*Exercise prompt*
Give back the full listing verbatim, apart from its images.

*Extracted records*
*****

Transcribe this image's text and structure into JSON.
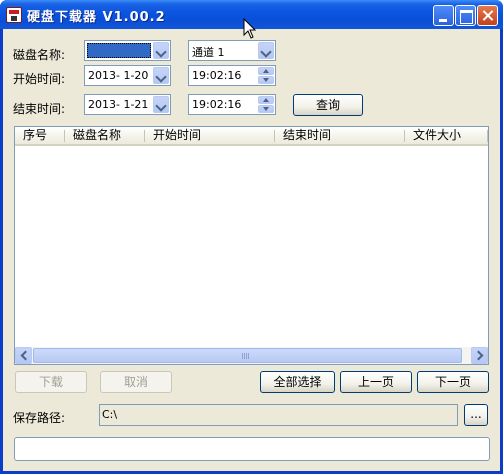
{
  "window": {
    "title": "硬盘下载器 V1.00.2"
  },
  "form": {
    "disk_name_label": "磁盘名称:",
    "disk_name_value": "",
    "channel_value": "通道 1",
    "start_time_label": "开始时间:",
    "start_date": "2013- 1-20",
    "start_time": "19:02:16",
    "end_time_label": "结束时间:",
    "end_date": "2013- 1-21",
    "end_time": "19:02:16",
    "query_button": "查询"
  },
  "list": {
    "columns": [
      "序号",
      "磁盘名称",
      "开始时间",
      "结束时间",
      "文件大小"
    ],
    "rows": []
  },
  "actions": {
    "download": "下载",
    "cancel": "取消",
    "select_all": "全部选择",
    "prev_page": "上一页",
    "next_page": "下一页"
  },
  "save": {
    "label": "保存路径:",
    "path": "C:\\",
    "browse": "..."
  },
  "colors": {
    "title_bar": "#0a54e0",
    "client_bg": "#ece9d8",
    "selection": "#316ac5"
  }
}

*****

*Response for this exercise*
Transcribe this image's text and structure into JSON.
{
  "window": {
    "title": "硬盘下载器 V1.00.2"
  },
  "form": {
    "disk_name_label": "磁盘名称:",
    "disk_name_value": "",
    "channel_value": "通道 1",
    "start_time_label": "开始时间:",
    "start_date": "2013- 1-20",
    "start_time": "19:02:16",
    "end_time_label": "结束时间:",
    "end_date": "2013- 1-21",
    "end_time": "19:02:16",
    "query_button": "查询"
  },
  "list": {
    "columns": [
      "序号",
      "磁盘名称",
      "开始时间",
      "结束时间",
      "文件大小"
    ],
    "rows": []
  },
  "actions": {
    "download": "下载",
    "cancel": "取消",
    "select_all": "全部选择",
    "prev_page": "上一页",
    "next_page": "下一页"
  },
  "save": {
    "label": "保存路径:",
    "path": "C:\\",
    "browse": "..."
  },
  "colors": {
    "title_bar": "#0a54e0",
    "client_bg": "#ece9d8",
    "selection": "#316ac5"
  }
}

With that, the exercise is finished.